■ What this task involves: Pick out every line with the word "osallistujat" and copy it.

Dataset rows
++++
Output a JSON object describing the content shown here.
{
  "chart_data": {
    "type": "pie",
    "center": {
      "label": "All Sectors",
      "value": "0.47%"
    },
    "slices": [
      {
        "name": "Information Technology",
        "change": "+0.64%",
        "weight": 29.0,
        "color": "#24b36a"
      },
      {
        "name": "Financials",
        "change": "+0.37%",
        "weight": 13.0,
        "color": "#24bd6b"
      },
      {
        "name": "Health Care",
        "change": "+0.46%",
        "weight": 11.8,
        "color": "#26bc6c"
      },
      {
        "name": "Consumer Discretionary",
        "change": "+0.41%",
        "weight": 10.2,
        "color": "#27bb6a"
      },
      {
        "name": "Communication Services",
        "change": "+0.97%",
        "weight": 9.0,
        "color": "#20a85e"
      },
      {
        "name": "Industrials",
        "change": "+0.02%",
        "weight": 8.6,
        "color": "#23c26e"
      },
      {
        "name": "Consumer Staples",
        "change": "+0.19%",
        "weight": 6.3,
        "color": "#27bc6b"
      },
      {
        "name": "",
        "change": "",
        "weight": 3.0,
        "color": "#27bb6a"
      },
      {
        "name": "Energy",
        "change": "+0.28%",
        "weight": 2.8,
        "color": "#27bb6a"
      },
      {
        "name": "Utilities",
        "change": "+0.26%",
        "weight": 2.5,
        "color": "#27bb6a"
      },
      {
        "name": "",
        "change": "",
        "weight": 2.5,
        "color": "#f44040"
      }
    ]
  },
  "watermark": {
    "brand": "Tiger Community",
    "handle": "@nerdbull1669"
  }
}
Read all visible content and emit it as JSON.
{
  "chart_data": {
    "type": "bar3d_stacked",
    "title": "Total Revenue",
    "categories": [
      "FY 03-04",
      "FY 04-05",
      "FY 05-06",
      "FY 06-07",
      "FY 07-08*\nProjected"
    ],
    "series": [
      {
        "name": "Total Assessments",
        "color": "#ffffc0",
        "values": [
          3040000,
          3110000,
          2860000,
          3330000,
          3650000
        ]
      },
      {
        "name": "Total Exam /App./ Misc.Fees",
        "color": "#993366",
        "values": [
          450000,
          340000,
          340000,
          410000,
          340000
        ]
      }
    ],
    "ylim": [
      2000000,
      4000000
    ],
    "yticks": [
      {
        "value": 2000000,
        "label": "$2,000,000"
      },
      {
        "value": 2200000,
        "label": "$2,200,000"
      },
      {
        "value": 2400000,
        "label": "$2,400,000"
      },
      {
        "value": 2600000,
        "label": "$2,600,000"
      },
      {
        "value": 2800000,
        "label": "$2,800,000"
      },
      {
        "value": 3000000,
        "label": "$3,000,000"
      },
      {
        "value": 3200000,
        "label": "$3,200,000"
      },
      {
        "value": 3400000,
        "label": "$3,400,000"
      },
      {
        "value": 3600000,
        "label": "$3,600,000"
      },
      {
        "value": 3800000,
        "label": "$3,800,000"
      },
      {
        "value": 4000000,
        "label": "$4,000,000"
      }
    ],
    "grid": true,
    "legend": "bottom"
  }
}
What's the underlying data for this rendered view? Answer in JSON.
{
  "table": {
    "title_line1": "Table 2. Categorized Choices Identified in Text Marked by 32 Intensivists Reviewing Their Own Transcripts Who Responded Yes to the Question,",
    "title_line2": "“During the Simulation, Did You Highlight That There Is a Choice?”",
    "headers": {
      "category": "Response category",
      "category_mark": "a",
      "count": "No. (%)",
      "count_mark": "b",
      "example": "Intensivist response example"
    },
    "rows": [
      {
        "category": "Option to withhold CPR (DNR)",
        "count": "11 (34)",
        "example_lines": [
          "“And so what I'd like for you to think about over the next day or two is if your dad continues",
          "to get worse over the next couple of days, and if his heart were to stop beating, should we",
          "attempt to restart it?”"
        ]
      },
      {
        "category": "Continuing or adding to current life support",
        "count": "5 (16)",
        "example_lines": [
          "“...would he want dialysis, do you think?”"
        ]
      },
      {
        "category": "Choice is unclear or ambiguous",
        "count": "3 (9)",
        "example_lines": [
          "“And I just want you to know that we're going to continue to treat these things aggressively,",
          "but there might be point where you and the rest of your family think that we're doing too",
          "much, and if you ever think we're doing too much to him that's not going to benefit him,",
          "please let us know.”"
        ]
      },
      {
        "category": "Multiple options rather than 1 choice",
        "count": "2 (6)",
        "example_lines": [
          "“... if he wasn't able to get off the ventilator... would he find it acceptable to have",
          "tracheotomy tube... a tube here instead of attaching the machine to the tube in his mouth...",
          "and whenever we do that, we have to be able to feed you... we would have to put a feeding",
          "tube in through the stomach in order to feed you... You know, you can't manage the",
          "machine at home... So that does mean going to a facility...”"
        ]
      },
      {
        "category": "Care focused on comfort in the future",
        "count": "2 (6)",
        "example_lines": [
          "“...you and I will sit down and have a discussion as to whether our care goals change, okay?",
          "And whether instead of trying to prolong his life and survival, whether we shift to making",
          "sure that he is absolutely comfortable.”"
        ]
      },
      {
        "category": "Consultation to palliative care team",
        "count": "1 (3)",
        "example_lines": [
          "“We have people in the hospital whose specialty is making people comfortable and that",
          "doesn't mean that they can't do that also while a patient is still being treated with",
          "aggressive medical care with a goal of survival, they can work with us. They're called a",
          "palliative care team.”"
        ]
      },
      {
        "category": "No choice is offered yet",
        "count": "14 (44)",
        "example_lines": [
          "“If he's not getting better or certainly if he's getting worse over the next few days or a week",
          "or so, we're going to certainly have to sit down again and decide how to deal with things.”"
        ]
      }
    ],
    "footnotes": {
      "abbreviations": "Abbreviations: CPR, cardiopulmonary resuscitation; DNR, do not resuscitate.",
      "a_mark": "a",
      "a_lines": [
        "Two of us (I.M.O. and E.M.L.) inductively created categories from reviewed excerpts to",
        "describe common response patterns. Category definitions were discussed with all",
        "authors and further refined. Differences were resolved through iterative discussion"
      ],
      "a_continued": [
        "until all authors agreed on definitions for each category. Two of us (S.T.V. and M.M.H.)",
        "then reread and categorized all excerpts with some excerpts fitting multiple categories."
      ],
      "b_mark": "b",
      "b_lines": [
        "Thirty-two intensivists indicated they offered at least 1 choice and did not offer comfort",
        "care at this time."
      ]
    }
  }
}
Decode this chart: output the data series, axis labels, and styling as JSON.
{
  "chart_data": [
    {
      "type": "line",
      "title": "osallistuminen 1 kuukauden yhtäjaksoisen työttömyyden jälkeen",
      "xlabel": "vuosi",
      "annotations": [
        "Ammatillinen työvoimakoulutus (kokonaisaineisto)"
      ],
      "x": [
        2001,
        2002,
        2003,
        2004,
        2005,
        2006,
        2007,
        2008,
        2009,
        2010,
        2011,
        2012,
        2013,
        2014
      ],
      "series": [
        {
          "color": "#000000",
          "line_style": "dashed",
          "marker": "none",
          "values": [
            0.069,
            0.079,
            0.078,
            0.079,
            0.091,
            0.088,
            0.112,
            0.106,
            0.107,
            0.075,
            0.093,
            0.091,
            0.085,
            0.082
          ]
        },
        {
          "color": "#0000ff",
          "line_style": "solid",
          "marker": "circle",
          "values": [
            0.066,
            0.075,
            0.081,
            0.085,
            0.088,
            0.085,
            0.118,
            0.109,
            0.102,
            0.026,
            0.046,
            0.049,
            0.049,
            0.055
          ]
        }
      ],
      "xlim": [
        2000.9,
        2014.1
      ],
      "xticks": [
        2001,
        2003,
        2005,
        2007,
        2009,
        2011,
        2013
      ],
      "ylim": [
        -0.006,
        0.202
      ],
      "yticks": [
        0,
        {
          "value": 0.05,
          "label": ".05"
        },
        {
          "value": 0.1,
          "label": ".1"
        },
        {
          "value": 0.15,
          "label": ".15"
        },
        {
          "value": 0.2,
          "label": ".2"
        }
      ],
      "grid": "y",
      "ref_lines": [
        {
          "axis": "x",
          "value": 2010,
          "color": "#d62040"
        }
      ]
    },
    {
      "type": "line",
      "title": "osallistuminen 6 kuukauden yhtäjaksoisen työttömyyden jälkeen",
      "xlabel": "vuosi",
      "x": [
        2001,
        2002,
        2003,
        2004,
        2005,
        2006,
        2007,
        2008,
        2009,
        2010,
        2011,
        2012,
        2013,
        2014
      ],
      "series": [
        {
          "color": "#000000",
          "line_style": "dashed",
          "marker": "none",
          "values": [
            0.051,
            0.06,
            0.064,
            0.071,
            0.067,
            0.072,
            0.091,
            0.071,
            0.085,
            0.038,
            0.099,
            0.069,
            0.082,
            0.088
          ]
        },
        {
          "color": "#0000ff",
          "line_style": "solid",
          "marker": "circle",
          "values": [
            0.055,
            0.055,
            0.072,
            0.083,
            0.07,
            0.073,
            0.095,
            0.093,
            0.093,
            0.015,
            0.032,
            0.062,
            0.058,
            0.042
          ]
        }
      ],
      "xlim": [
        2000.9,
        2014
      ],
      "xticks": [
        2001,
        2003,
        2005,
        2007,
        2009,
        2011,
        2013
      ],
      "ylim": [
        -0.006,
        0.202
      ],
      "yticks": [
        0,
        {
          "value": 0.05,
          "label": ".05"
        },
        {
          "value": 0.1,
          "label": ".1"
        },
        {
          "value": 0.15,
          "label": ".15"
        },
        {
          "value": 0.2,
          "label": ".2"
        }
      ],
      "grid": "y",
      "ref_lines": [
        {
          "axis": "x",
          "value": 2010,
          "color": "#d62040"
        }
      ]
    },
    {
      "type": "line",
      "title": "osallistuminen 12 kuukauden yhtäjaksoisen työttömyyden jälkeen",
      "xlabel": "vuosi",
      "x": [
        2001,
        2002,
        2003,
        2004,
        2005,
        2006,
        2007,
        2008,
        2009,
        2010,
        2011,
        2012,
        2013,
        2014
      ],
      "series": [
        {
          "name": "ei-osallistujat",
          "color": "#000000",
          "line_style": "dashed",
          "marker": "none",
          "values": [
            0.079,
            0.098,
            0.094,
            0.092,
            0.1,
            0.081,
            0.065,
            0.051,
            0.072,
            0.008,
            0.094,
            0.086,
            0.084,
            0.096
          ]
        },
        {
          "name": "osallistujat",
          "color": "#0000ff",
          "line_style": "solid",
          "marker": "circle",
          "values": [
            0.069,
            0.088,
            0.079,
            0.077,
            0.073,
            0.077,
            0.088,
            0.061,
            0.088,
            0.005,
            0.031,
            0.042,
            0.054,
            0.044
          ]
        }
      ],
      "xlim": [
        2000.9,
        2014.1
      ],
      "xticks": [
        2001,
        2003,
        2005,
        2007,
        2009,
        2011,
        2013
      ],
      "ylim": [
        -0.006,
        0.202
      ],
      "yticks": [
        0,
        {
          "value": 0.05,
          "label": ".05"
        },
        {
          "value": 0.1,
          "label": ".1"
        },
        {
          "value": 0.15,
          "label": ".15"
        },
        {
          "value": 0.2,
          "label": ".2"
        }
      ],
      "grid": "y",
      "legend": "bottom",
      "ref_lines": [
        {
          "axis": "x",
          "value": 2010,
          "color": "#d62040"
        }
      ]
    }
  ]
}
++++
■ Result:
          "name": "ei-osallistujat",
          "name": "osallistujat",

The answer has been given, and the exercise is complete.